## begin Records for the exercise
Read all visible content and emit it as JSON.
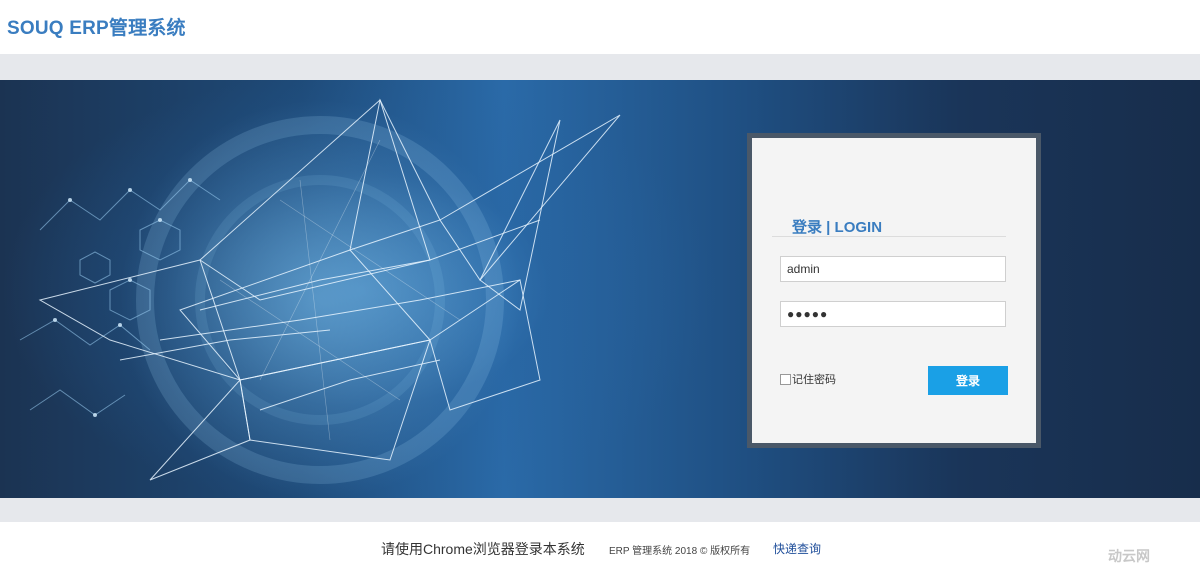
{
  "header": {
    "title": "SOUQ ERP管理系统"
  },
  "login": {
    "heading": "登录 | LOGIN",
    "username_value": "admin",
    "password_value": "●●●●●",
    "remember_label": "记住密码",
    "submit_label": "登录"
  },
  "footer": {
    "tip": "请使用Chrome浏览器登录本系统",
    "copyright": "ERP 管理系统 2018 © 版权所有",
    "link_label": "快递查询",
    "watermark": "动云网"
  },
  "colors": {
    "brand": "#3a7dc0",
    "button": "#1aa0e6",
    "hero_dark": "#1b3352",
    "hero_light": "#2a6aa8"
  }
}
## end Records for the exercise
## begin Records for the exercise
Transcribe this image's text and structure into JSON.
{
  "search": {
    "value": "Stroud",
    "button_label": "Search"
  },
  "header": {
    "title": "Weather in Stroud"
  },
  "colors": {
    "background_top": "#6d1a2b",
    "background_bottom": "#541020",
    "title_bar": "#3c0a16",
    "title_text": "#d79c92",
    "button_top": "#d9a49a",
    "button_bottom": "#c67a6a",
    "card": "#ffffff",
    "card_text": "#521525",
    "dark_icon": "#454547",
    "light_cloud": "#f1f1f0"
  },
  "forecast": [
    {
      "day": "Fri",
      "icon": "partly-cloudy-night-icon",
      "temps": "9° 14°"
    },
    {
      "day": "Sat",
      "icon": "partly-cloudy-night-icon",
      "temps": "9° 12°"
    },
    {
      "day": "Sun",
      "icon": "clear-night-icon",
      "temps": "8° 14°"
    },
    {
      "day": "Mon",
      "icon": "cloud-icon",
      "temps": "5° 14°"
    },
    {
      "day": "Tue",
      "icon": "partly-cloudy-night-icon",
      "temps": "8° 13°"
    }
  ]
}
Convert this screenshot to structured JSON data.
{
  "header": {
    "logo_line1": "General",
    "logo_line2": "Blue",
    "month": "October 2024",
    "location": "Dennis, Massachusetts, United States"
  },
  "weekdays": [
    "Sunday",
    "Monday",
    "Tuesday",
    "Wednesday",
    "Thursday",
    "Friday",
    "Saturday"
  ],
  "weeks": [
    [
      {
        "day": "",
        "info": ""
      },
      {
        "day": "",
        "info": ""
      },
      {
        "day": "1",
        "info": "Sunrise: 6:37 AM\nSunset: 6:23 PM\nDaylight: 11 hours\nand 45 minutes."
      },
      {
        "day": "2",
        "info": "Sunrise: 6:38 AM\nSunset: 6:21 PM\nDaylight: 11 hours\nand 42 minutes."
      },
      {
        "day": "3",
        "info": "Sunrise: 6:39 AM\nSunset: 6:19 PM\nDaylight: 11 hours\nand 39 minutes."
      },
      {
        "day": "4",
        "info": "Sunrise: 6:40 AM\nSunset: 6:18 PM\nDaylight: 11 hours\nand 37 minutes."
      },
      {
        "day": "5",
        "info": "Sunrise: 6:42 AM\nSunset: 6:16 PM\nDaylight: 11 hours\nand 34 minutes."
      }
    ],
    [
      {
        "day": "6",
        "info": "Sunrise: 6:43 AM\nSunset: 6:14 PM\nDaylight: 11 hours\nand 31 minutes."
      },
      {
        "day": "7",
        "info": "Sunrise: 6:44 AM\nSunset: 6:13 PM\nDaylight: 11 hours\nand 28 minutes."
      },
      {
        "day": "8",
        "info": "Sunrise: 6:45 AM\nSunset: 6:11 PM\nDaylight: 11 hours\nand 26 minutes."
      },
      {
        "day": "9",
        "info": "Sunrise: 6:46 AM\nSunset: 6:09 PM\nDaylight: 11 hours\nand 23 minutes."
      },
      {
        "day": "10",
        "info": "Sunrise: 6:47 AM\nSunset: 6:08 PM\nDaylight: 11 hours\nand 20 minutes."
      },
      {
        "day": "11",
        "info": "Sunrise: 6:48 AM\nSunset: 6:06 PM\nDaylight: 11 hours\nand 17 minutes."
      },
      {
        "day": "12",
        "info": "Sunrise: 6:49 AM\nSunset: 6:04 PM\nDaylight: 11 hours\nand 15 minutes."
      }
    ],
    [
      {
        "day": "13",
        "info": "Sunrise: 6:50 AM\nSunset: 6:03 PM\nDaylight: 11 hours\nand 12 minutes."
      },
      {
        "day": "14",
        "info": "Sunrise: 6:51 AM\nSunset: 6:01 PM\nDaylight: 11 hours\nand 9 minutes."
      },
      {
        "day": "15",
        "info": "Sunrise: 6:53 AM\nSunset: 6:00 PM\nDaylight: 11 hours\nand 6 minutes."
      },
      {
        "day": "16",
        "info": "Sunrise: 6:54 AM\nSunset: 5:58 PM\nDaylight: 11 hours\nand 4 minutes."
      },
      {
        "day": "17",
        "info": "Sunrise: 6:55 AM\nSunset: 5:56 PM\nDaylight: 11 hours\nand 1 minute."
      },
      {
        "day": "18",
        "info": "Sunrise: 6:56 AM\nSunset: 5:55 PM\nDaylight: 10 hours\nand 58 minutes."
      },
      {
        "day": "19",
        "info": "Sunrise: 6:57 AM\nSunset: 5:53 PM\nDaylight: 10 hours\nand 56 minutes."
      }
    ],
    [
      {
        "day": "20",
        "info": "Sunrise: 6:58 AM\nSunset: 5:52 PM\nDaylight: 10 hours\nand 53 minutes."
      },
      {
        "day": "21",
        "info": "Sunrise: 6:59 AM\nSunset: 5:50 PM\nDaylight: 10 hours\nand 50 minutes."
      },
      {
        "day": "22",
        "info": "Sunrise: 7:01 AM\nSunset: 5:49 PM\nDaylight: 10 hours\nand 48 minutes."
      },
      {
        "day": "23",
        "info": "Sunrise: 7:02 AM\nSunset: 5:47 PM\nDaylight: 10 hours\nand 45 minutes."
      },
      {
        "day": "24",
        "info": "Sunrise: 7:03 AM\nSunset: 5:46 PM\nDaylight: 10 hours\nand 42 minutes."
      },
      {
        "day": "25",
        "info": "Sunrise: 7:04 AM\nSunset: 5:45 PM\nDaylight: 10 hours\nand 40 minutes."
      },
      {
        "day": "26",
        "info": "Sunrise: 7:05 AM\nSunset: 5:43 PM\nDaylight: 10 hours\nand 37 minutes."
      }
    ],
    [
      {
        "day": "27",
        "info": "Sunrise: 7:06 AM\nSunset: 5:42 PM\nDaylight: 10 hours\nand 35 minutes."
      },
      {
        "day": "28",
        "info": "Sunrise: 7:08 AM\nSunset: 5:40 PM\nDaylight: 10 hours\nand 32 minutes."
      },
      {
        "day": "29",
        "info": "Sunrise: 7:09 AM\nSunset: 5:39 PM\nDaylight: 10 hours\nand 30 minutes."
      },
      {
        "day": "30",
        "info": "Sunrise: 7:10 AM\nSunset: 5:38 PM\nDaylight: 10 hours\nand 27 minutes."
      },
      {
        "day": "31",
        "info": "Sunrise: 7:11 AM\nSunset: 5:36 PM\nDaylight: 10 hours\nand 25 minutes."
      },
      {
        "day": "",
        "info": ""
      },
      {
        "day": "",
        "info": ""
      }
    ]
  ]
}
## end Records for the exercise
## begin Records for the exercise
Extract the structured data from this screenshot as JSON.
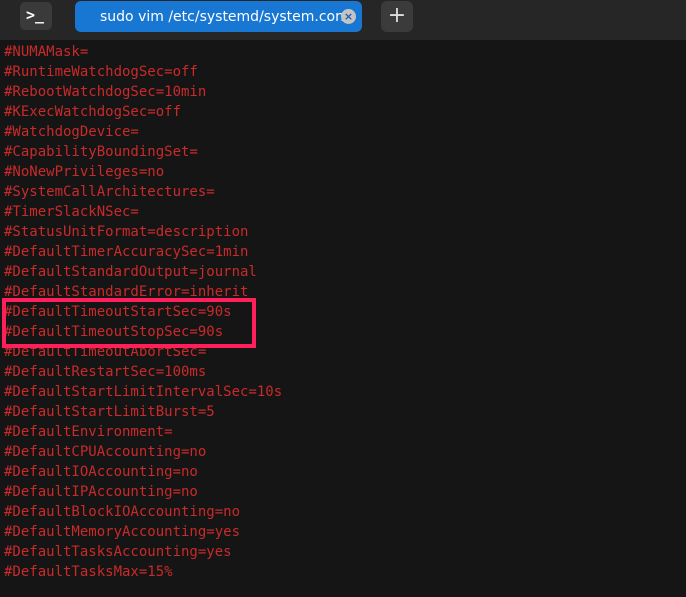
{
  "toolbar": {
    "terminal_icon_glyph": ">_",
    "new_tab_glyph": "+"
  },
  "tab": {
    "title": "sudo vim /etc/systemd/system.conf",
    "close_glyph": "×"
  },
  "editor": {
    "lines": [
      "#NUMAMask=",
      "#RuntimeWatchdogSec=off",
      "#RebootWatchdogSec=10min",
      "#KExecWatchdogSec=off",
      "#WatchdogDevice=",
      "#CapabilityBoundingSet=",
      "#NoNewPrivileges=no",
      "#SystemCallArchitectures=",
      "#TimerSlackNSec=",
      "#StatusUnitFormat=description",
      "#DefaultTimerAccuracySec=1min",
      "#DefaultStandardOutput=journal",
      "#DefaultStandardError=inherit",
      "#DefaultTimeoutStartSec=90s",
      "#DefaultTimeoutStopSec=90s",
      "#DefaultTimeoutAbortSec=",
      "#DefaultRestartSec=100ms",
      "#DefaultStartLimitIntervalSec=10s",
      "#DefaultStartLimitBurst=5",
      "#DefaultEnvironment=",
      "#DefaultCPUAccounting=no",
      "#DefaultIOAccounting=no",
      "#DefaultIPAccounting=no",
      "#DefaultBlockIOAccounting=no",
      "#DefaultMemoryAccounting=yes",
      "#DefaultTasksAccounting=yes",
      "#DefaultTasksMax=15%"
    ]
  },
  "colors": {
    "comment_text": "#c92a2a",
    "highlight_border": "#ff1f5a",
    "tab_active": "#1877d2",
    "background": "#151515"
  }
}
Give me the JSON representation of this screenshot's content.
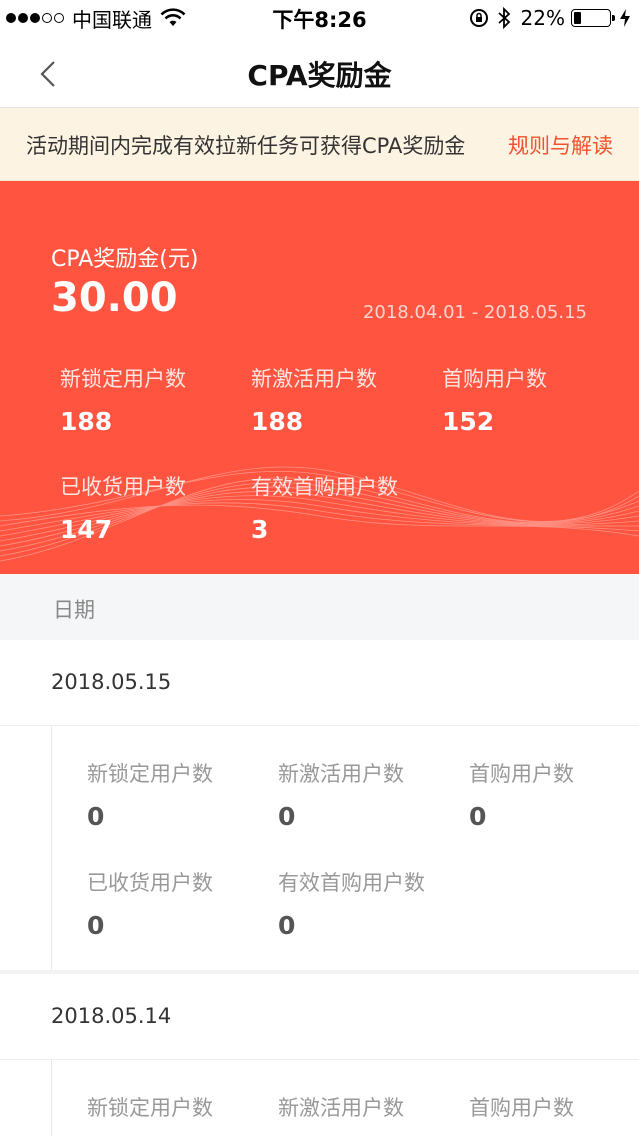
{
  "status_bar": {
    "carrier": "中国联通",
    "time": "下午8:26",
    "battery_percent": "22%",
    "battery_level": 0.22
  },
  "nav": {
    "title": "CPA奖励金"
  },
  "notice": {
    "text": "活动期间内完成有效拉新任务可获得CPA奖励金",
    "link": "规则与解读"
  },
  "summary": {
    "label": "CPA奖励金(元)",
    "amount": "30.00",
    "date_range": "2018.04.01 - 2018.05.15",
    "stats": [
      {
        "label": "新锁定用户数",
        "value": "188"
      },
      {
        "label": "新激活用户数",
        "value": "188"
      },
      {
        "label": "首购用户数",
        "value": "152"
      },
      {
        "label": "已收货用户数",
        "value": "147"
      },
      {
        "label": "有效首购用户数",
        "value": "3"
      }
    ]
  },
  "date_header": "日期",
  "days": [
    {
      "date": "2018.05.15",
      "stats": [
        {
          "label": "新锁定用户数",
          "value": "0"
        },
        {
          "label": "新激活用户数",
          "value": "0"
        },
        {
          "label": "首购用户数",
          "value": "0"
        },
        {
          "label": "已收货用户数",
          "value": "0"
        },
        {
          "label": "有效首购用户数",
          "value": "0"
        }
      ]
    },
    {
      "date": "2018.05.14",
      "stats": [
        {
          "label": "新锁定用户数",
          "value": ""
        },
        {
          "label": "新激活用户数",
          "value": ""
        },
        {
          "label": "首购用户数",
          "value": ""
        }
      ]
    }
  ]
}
## end Records for the exercise
◆ **What is expected**: Pick out each line in the material containing "temps".

◆ **Exercise response**:
      "temps": "9° 14°"
      "temps": "9° 12°"
      "temps": "8° 14°"
      "temps": "5° 14°"
      "temps": "8° 13°"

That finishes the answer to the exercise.